- Written request
Read the records and gather each line that includes "Palms".

- Provided information
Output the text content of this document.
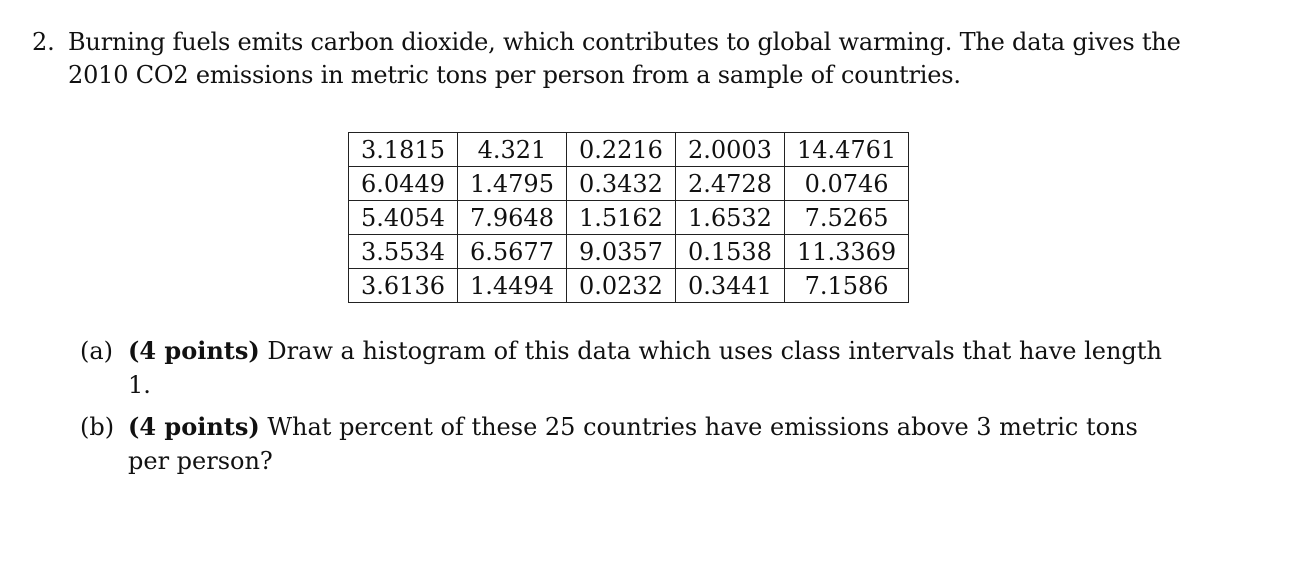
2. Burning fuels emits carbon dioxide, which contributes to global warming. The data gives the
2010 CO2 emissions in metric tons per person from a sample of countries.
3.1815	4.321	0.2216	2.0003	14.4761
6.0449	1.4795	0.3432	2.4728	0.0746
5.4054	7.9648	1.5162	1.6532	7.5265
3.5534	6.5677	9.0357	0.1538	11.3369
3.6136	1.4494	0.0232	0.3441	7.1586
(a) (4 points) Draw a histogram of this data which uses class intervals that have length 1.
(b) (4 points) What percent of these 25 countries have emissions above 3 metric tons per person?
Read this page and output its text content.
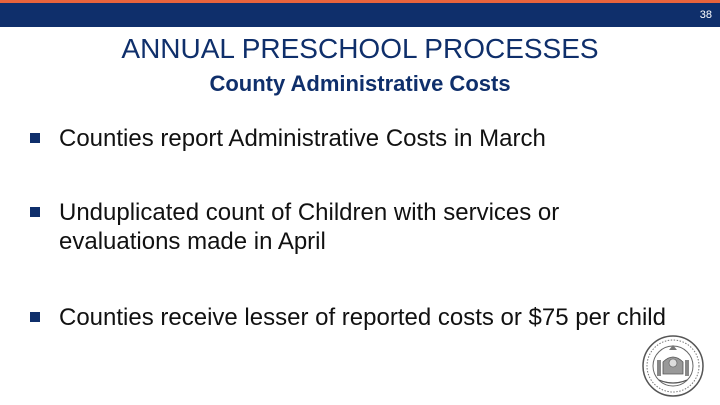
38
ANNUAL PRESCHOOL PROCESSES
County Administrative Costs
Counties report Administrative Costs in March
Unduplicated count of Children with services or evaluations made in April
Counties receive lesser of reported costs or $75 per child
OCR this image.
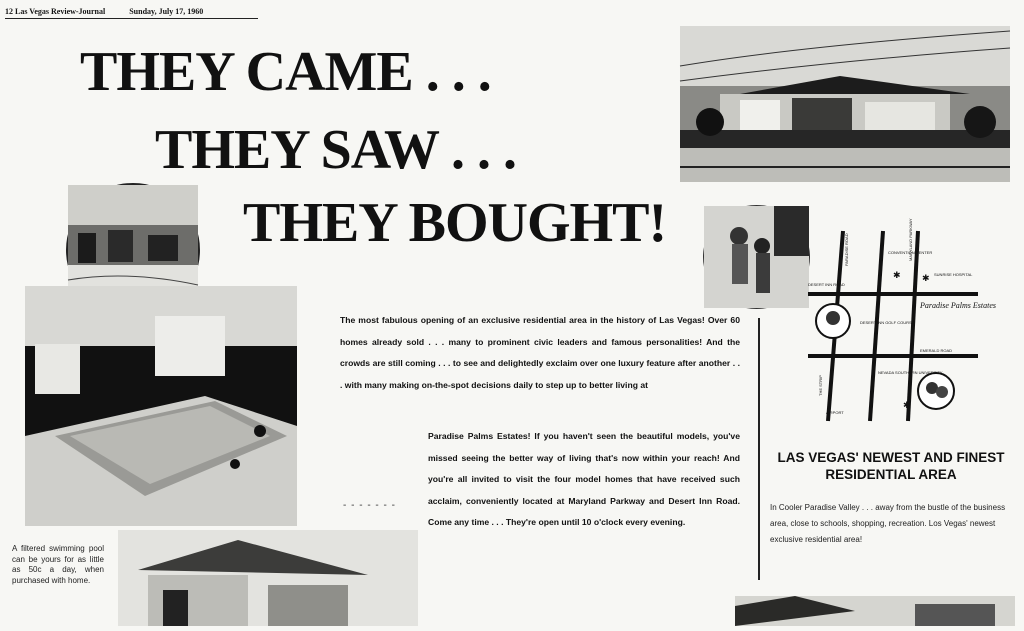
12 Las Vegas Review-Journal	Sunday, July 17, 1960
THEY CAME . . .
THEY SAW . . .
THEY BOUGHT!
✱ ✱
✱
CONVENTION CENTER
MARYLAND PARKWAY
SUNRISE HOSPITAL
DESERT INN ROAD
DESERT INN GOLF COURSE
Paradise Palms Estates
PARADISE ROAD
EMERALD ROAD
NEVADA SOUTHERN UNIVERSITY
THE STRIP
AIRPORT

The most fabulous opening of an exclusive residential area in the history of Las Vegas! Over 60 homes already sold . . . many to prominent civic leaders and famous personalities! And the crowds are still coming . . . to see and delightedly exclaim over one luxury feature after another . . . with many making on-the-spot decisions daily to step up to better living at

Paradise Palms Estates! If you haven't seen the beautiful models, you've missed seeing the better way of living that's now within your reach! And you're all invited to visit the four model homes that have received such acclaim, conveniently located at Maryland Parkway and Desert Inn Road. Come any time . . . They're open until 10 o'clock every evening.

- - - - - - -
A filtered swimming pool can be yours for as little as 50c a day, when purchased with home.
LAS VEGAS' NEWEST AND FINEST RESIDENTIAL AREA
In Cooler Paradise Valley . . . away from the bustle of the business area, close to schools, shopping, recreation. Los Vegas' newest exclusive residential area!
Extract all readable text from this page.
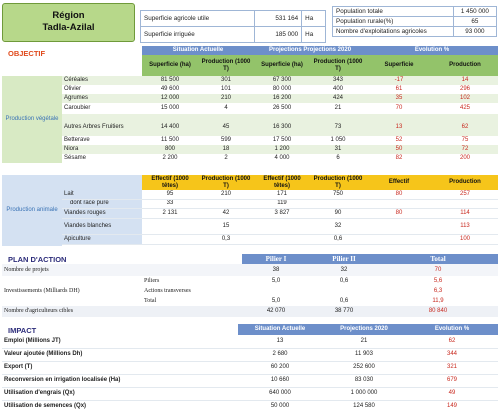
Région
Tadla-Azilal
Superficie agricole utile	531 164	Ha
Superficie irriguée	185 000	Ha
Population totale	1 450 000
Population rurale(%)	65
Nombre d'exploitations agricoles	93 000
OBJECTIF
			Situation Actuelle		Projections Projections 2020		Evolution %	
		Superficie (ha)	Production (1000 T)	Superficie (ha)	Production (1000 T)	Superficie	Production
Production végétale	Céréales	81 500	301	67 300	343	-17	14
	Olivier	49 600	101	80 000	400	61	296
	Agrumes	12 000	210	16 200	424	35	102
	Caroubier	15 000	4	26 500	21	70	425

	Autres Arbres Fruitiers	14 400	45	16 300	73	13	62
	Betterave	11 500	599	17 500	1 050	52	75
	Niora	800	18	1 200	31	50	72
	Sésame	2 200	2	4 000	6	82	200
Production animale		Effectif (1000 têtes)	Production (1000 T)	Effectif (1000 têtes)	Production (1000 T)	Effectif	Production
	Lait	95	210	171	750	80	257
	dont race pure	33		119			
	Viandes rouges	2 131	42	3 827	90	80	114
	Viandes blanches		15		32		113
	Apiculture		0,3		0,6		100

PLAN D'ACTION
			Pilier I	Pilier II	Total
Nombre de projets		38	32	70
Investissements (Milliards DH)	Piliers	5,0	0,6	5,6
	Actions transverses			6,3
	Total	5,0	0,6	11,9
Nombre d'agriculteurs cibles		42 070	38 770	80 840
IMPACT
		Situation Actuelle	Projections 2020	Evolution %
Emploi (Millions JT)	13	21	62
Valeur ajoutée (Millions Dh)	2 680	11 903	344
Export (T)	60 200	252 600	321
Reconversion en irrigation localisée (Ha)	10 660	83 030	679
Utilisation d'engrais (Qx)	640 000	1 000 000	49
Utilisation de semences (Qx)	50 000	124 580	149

- Output below
Paradise Palms Estates
Paradise Palms Estates! If you haven't seen the beautiful models, you've missed seeing the better way of living that's now within your reach! And you're all invited to visit the four model homes that have received such acclaim, conveniently located at Maryland Parkway and Desert Inn Road. Come any time . . . They're open until 10 o'clock every evening.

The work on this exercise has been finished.